(Records contained in a dataset)
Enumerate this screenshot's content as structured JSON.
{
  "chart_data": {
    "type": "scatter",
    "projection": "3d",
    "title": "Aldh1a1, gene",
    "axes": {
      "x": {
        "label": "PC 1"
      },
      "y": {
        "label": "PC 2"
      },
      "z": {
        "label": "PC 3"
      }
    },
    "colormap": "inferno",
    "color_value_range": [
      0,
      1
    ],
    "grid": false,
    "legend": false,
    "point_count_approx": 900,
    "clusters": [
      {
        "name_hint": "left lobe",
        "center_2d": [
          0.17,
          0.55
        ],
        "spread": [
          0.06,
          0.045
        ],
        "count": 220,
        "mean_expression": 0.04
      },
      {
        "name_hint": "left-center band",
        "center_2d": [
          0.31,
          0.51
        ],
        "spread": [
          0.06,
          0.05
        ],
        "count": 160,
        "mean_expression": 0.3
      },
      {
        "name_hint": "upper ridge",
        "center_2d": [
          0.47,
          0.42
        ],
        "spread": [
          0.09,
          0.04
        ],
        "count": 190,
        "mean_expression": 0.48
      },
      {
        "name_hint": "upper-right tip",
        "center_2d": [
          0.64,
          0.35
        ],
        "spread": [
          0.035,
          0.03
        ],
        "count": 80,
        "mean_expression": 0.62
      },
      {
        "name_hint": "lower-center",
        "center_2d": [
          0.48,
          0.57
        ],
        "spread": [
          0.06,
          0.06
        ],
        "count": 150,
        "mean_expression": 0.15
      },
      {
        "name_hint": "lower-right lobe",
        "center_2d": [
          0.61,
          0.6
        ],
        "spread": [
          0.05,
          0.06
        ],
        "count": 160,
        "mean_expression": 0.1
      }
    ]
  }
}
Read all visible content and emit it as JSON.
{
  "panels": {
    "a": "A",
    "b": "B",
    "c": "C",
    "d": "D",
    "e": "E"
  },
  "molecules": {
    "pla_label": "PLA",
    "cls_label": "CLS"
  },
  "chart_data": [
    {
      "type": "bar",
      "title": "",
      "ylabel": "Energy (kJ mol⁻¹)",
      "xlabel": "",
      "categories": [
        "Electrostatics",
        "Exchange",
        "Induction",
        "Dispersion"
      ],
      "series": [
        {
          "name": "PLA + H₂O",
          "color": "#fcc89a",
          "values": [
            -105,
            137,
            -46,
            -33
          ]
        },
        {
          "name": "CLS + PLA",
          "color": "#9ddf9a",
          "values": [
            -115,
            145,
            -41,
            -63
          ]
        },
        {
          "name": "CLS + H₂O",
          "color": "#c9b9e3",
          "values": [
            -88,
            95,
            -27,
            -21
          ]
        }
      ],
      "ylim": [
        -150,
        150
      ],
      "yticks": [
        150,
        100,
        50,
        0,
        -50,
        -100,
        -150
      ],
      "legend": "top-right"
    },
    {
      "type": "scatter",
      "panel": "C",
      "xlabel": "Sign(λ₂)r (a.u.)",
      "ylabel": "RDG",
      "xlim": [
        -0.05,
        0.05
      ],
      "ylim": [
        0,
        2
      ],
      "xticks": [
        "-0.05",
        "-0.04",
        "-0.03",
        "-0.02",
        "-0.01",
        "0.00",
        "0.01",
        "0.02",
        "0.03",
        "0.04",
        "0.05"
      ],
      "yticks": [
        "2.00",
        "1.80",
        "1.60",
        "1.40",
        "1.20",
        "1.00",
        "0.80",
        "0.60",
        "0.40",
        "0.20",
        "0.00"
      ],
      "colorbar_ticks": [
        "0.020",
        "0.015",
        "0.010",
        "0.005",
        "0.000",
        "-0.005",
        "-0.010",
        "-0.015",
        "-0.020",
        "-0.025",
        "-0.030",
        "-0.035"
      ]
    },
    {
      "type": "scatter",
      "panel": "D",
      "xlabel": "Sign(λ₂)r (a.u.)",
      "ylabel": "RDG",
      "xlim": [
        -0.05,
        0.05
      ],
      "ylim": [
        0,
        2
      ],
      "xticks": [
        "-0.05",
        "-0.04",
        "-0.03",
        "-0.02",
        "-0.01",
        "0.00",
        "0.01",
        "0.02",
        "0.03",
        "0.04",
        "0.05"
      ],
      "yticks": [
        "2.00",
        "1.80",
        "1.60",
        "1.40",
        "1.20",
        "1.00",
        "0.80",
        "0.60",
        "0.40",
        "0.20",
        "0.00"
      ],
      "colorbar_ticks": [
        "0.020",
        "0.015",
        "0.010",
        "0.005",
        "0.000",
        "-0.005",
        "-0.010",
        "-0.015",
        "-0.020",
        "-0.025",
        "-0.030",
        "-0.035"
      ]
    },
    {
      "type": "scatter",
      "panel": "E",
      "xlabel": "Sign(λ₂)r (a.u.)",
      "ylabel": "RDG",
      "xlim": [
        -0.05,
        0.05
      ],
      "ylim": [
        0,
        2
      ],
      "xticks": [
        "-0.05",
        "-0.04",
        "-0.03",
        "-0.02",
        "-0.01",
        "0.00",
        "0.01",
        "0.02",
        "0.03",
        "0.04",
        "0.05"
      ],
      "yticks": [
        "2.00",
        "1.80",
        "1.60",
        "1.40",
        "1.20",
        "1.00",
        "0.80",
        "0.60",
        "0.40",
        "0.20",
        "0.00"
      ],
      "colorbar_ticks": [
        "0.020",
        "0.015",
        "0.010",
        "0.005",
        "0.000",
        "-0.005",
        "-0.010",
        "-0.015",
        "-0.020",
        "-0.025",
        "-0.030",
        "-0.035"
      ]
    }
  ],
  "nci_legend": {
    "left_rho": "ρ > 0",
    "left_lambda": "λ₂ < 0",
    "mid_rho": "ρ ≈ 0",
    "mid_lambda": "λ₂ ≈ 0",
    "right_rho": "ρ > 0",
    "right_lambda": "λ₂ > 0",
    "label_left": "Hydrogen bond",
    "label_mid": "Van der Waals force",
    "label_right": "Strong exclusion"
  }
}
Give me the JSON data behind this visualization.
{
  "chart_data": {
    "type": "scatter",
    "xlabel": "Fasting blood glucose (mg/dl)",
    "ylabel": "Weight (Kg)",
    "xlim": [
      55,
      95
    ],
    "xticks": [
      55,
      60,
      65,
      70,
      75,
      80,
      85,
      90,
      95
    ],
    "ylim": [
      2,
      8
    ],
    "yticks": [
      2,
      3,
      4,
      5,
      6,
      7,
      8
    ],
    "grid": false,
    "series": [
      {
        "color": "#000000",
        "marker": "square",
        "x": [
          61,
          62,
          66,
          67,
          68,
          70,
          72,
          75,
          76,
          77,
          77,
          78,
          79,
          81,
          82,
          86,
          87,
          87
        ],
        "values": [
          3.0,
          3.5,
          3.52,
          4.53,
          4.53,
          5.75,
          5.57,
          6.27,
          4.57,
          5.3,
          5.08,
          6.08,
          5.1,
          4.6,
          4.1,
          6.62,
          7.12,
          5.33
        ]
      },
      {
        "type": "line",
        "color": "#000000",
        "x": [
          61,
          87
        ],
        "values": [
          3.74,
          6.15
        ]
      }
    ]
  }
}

• Given request
Every record should be repeated exactly; please leave none out.

• Final result
Enumerate this screenshot's content as structured JSON.
{
  "chart_data": {
    "type": "scatter",
    "projection": "3d",
    "title": "Aldh1a1, gene",
    "axes": {
      "x": {
        "label": "PC 1"
      },
      "y": {
        "label": "PC 2"
      },
      "z": {
        "label": "PC 3"
      }
    },
    "colormap": "inferno",
    "color_value_range": [
      0,
      1
    ],
    "grid": false,
    "legend": false,
    "point_count_approx": 900,
    "clusters": [
      {
        "name_hint": "left lobe",
        "center_2d": [
          0.17,
          0.55
        ],
        "spread": [
          0.06,
          0.045
        ],
        "count": 220,
        "mean_expression": 0.04
      },
      {
        "name_hint": "left-center band",
        "center_2d": [
          0.31,
          0.51
        ],
        "spread": [
          0.06,
          0.05
        ],
        "count": 160,
        "mean_expression": 0.3
      },
      {
        "name_hint": "upper ridge",
        "center_2d": [
          0.47,
          0.42
        ],
        "spread": [
          0.09,
          0.04
        ],
        "count": 190,
        "mean_expression": 0.48
      },
      {
        "name_hint": "upper-right tip",
        "center_2d": [
          0.64,
          0.35
        ],
        "spread": [
          0.035,
          0.03
        ],
        "count": 80,
        "mean_expression": 0.62
      },
      {
        "name_hint": "lower-center",
        "center_2d": [
          0.48,
          0.57
        ],
        "spread": [
          0.06,
          0.06
        ],
        "count": 150,
        "mean_expression": 0.15
      },
      {
        "name_hint": "lower-right lobe",
        "center_2d": [
          0.61,
          0.6
        ],
        "spread": [
          0.05,
          0.06
        ],
        "count": 160,
        "mean_expression": 0.1
      }
    ]
  }
}
Read all visible content and emit it as JSON.
{
  "panels": {
    "a": "A",
    "b": "B",
    "c": "C",
    "d": "D",
    "e": "E"
  },
  "molecules": {
    "pla_label": "PLA",
    "cls_label": "CLS"
  },
  "chart_data": [
    {
      "type": "bar",
      "title": "",
      "ylabel": "Energy (kJ mol⁻¹)",
      "xlabel": "",
      "categories": [
        "Electrostatics",
        "Exchange",
        "Induction",
        "Dispersion"
      ],
      "series": [
        {
          "name": "PLA + H₂O",
          "color": "#fcc89a",
          "values": [
            -105,
            137,
            -46,
            -33
          ]
        },
        {
          "name": "CLS + PLA",
          "color": "#9ddf9a",
          "values": [
            -115,
            145,
            -41,
            -63
          ]
        },
        {
          "name": "CLS + H₂O",
          "color": "#c9b9e3",
          "values": [
            -88,
            95,
            -27,
            -21
          ]
        }
      ],
      "ylim": [
        -150,
        150
      ],
      "yticks": [
        150,
        100,
        50,
        0,
        -50,
        -100,
        -150
      ],
      "legend": "top-right"
    },
    {
      "type": "scatter",
      "panel": "C",
      "xlabel": "Sign(λ₂)r (a.u.)",
      "ylabel": "RDG",
      "xlim": [
        -0.05,
        0.05
      ],
      "ylim": [
        0,
        2
      ],
      "xticks": [
        "-0.05",
        "-0.04",
        "-0.03",
        "-0.02",
        "-0.01",
        "0.00",
        "0.01",
        "0.02",
        "0.03",
        "0.04",
        "0.05"
      ],
      "yticks": [
        "2.00",
        "1.80",
        "1.60",
        "1.40",
        "1.20",
        "1.00",
        "0.80",
        "0.60",
        "0.40",
        "0.20",
        "0.00"
      ],
      "colorbar_ticks": [
        "0.020",
        "0.015",
        "0.010",
        "0.005",
        "0.000",
        "-0.005",
        "-0.010",
        "-0.015",
        "-0.020",
        "-0.025",
        "-0.030",
        "-0.035"
      ]
    },
    {
      "type": "scatter",
      "panel": "D",
      "xlabel": "Sign(λ₂)r (a.u.)",
      "ylabel": "RDG",
      "xlim": [
        -0.05,
        0.05
      ],
      "ylim": [
        0,
        2
      ],
      "xticks": [
        "-0.05",
        "-0.04",
        "-0.03",
        "-0.02",
        "-0.01",
        "0.00",
        "0.01",
        "0.02",
        "0.03",
        "0.04",
        "0.05"
      ],
      "yticks": [
        "2.00",
        "1.80",
        "1.60",
        "1.40",
        "1.20",
        "1.00",
        "0.80",
        "0.60",
        "0.40",
        "0.20",
        "0.00"
      ],
      "colorbar_ticks": [
        "0.020",
        "0.015",
        "0.010",
        "0.005",
        "0.000",
        "-0.005",
        "-0.010",
        "-0.015",
        "-0.020",
        "-0.025",
        "-0.030",
        "-0.035"
      ]
    },
    {
      "type": "scatter",
      "panel": "E",
      "xlabel": "Sign(λ₂)r (a.u.)",
      "ylabel": "RDG",
      "xlim": [
        -0.05,
        0.05
      ],
      "ylim": [
        0,
        2
      ],
      "xticks": [
        "-0.05",
        "-0.04",
        "-0.03",
        "-0.02",
        "-0.01",
        "0.00",
        "0.01",
        "0.02",
        "0.03",
        "0.04",
        "0.05"
      ],
      "yticks": [
        "2.00",
        "1.80",
        "1.60",
        "1.40",
        "1.20",
        "1.00",
        "0.80",
        "0.60",
        "0.40",
        "0.20",
        "0.00"
      ],
      "colorbar_ticks": [
        "0.020",
        "0.015",
        "0.010",
        "0.005",
        "0.000",
        "-0.005",
        "-0.010",
        "-0.015",
        "-0.020",
        "-0.025",
        "-0.030",
        "-0.035"
      ]
    }
  ],
  "nci_legend": {
    "left_rho": "ρ > 0",
    "left_lambda": "λ₂ < 0",
    "mid_rho": "ρ ≈ 0",
    "mid_lambda": "λ₂ ≈ 0",
    "right_rho": "ρ > 0",
    "right_lambda": "λ₂ > 0",
    "label_left": "Hydrogen bond",
    "label_mid": "Van der Waals force",
    "label_right": "Strong exclusion"
  }
}
Give me the JSON data behind this visualization.
{
  "chart_data": {
    "type": "scatter",
    "xlabel": "Fasting blood glucose (mg/dl)",
    "ylabel": "Weight (Kg)",
    "xlim": [
      55,
      95
    ],
    "xticks": [
      55,
      60,
      65,
      70,
      75,
      80,
      85,
      90,
      95
    ],
    "ylim": [
      2,
      8
    ],
    "yticks": [
      2,
      3,
      4,
      5,
      6,
      7,
      8
    ],
    "grid": false,
    "series": [
      {
        "color": "#000000",
        "marker": "square",
        "x": [
          61,
          62,
          66,
          67,
          68,
          70,
          72,
          75,
          76,
          77,
          77,
          78,
          79,
          81,
          82,
          86,
          87,
          87
        ],
        "values": [
          3.0,
          3.5,
          3.52,
          4.53,
          4.53,
          5.75,
          5.57,
          6.27,
          4.57,
          5.3,
          5.08,
          6.08,
          5.1,
          4.6,
          4.1,
          6.62,
          7.12,
          5.33
        ]
      },
      {
        "type": "line",
        "color": "#000000",
        "x": [
          61,
          87
        ],
        "values": [
          3.74,
          6.15
        ]
      }
    ]
  }
}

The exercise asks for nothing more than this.